## Records provided
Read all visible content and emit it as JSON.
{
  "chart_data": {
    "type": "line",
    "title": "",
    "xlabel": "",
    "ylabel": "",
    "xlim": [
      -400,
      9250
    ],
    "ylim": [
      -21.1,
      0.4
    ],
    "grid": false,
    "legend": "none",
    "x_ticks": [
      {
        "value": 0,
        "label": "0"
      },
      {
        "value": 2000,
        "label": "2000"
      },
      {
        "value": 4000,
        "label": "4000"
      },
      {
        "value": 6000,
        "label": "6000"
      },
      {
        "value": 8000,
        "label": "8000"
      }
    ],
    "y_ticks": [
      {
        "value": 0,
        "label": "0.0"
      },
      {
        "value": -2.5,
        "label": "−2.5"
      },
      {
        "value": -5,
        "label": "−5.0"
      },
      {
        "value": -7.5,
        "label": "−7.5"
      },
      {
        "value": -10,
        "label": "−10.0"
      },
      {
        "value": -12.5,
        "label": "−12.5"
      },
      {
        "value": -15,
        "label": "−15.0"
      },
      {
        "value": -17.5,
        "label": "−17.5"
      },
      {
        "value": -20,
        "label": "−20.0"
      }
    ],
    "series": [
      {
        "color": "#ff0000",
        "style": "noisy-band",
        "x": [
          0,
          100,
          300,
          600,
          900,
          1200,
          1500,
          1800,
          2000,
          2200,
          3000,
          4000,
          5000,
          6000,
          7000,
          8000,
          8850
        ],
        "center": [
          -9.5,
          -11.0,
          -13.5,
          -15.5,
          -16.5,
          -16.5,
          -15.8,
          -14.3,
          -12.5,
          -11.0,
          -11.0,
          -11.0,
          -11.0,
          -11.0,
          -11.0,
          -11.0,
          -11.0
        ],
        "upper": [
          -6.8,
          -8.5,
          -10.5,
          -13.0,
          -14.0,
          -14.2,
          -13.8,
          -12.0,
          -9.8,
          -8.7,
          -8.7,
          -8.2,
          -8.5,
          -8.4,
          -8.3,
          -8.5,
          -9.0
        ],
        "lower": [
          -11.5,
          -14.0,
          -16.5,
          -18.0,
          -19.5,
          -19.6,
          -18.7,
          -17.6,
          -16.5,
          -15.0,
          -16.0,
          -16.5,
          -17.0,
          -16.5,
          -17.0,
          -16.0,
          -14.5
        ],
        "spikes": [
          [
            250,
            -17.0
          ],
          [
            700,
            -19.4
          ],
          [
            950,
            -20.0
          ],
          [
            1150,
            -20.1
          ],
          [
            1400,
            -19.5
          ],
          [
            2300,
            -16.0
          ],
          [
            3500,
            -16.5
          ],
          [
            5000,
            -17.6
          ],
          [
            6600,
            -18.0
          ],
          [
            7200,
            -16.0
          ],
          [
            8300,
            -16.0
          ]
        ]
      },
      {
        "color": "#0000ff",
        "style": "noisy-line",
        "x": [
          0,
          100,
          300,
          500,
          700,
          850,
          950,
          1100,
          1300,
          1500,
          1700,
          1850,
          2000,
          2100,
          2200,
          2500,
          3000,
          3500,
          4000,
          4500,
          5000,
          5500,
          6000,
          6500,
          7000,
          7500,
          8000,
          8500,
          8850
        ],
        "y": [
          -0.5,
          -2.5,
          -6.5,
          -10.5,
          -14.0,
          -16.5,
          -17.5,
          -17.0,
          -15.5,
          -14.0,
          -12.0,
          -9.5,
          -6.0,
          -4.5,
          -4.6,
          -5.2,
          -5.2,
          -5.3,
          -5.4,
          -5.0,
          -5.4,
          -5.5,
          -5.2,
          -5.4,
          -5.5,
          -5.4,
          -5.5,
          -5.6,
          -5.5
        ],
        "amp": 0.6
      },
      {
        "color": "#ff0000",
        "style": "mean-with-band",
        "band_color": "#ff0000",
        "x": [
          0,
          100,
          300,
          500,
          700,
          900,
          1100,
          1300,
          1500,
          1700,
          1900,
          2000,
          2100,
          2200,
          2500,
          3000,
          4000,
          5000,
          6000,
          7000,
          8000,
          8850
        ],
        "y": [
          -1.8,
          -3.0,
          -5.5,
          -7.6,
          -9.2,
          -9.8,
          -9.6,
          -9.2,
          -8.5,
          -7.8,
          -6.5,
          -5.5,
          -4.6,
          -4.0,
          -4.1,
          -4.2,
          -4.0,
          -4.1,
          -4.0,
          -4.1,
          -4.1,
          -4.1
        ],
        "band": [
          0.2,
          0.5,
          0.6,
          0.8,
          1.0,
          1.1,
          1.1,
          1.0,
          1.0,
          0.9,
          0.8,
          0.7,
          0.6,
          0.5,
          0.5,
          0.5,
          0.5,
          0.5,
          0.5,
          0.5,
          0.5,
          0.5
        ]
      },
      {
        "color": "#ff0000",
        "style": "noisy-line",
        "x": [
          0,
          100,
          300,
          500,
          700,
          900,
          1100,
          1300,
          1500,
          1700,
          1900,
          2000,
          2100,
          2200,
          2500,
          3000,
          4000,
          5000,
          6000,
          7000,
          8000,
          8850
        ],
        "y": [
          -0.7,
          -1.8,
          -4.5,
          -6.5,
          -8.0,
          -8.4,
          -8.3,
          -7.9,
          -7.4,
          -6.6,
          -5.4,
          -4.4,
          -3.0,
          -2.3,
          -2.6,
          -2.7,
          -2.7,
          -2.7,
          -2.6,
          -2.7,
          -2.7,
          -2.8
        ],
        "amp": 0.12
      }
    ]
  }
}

## Given instruction
Determine how many lines of the listing above include the word "style", and report that number only.

## Result of this task
4